### Supplied material

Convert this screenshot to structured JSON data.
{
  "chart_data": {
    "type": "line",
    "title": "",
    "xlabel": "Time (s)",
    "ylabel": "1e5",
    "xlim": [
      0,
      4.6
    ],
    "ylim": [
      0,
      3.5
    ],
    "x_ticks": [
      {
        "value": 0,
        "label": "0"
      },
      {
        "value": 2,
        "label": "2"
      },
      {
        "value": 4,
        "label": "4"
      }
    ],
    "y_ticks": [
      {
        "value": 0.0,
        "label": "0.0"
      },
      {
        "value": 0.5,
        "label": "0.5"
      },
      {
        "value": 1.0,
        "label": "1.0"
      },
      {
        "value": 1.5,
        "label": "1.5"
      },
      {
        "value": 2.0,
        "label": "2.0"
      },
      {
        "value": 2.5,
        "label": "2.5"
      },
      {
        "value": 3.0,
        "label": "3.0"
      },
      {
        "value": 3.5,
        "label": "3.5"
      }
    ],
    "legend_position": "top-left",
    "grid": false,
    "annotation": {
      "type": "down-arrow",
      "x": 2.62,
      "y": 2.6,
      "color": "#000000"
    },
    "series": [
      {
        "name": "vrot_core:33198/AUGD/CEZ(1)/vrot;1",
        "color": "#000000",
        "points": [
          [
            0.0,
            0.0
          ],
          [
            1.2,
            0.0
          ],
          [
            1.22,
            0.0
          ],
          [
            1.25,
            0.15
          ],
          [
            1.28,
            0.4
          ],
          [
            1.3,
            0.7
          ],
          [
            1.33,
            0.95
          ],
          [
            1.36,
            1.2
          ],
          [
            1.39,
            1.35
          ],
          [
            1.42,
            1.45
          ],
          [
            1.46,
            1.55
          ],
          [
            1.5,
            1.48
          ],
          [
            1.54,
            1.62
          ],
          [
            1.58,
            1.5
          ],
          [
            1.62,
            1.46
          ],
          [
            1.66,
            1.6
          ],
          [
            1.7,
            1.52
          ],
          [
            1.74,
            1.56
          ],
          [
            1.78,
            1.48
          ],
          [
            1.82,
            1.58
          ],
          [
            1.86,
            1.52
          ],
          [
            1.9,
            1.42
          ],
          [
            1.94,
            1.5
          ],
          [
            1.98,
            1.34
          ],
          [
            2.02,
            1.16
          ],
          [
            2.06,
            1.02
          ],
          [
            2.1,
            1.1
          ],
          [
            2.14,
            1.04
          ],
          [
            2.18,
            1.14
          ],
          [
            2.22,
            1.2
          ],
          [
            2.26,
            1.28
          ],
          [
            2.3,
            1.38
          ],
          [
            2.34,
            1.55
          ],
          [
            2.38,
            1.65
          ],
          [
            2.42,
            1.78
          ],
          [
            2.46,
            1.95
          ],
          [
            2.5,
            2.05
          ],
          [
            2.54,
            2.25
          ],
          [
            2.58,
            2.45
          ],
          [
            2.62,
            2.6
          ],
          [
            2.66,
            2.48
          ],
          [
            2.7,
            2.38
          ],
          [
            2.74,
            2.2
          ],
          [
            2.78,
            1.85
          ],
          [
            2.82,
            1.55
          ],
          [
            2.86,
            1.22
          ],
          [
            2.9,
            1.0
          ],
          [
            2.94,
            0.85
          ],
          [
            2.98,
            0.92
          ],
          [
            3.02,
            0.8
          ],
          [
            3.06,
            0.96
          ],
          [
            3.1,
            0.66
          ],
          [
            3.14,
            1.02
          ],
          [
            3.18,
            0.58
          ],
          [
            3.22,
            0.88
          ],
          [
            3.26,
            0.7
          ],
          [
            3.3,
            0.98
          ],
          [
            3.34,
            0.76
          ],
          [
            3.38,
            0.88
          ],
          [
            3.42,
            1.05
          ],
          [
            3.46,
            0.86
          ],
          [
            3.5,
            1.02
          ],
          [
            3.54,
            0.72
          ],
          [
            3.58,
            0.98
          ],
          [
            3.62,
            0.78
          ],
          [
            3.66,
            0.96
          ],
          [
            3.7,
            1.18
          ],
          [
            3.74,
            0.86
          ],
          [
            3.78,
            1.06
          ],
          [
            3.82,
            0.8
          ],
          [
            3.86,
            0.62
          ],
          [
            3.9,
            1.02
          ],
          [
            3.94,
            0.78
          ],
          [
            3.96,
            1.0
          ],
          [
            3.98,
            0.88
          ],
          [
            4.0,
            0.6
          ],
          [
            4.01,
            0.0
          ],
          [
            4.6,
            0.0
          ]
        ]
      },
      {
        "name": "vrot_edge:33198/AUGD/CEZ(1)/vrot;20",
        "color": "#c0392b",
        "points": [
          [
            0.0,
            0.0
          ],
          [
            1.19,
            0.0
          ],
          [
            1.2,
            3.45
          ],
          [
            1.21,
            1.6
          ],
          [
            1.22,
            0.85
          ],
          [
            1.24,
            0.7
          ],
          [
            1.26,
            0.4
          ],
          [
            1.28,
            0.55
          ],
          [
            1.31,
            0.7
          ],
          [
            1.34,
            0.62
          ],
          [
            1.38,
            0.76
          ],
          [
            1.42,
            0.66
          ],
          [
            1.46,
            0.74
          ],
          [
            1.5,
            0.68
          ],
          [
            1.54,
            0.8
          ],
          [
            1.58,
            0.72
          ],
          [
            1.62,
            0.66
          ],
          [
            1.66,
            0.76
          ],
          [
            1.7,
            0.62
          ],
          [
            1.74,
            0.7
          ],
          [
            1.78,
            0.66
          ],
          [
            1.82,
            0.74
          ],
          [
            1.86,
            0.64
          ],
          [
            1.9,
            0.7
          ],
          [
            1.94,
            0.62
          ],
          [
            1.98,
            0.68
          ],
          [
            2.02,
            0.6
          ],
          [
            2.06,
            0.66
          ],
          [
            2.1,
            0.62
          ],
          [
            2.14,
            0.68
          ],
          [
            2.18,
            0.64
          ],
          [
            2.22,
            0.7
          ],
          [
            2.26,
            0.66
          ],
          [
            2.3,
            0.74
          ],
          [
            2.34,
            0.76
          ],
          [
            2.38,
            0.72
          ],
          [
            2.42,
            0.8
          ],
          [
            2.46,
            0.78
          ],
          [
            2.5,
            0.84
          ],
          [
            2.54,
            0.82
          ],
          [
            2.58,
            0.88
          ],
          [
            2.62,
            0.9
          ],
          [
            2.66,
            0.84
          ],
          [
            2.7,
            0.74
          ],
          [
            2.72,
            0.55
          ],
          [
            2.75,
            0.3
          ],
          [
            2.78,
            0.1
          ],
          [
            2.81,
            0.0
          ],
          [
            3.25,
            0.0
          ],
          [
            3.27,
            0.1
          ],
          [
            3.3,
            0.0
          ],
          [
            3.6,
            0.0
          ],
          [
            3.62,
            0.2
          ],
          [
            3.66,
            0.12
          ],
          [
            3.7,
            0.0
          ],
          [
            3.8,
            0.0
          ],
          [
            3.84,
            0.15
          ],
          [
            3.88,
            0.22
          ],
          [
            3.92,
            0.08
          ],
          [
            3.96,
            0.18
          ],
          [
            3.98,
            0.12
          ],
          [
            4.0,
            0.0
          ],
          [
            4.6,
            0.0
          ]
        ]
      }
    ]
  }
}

######

▶ [Short exercise]:
Using the listing above, pick out each line that contains the word "vrot", then copy it.

▶ [Full output]:
        "name": "vrot_core:33198/AUGD/CEZ(1)/vrot;1",
        "name": "vrot_edge:33198/AUGD/CEZ(1)/vrot;20",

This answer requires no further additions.